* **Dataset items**
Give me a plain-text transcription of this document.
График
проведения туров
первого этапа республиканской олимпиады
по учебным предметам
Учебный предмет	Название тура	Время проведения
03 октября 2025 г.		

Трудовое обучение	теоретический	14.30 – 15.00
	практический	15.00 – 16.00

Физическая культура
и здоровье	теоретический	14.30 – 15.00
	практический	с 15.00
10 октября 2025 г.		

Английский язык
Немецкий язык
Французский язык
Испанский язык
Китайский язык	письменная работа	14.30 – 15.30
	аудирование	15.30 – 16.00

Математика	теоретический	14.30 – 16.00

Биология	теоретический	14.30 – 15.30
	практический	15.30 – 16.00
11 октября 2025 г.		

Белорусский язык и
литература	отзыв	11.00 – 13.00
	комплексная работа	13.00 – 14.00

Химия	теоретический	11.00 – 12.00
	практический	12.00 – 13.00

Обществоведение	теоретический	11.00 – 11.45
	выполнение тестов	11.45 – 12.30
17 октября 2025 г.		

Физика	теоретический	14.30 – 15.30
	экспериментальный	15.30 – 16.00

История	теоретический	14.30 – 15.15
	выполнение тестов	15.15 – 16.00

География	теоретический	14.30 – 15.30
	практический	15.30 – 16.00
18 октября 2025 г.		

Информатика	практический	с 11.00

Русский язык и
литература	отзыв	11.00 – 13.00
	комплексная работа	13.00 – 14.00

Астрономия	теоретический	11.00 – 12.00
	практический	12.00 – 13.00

* **Short exercise**
Your task is to output the full set of records exactly as presented.

* **Written response**
Give me a plain-text transcription of this document.
График
проведения туров
первого этапа республиканской олимпиады
по учебным предметам
Учебный предмет	Название тура	Время проведения
03 октября 2025 г.		

Трудовое обучение	теоретический	14.30 – 15.00
	практический	15.00 – 16.00

Физическая культура
и здоровье	теоретический	14.30 – 15.00
	практический	с 15.00
10 октября 2025 г.		

Английский язык
Немецкий язык
Французский язык
Испанский язык
Китайский язык	письменная работа	14.30 – 15.30
	аудирование	15.30 – 16.00

Математика	теоретический	14.30 – 16.00

Биология	теоретический	14.30 – 15.30
	практический	15.30 – 16.00
11 октября 2025 г.		

Белорусский язык и
литература	отзыв	11.00 – 13.00
	комплексная работа	13.00 – 14.00

Химия	теоретический	11.00 – 12.00
	практический	12.00 – 13.00

Обществоведение	теоретический	11.00 – 11.45
	выполнение тестов	11.45 – 12.30
17 октября 2025 г.		

Физика	теоретический	14.30 – 15.30
	экспериментальный	15.30 – 16.00

История	теоретический	14.30 – 15.15
	выполнение тестов	15.15 – 16.00

География	теоретический	14.30 – 15.30
	практический	15.30 – 16.00
18 октября 2025 г.		

Информатика	практический	с 11.00

Русский язык и
литература	отзыв	11.00 – 13.00
	комплексная работа	13.00 – 14.00

Астрономия	теоретический	11.00 – 12.00
	практический	12.00 – 13.00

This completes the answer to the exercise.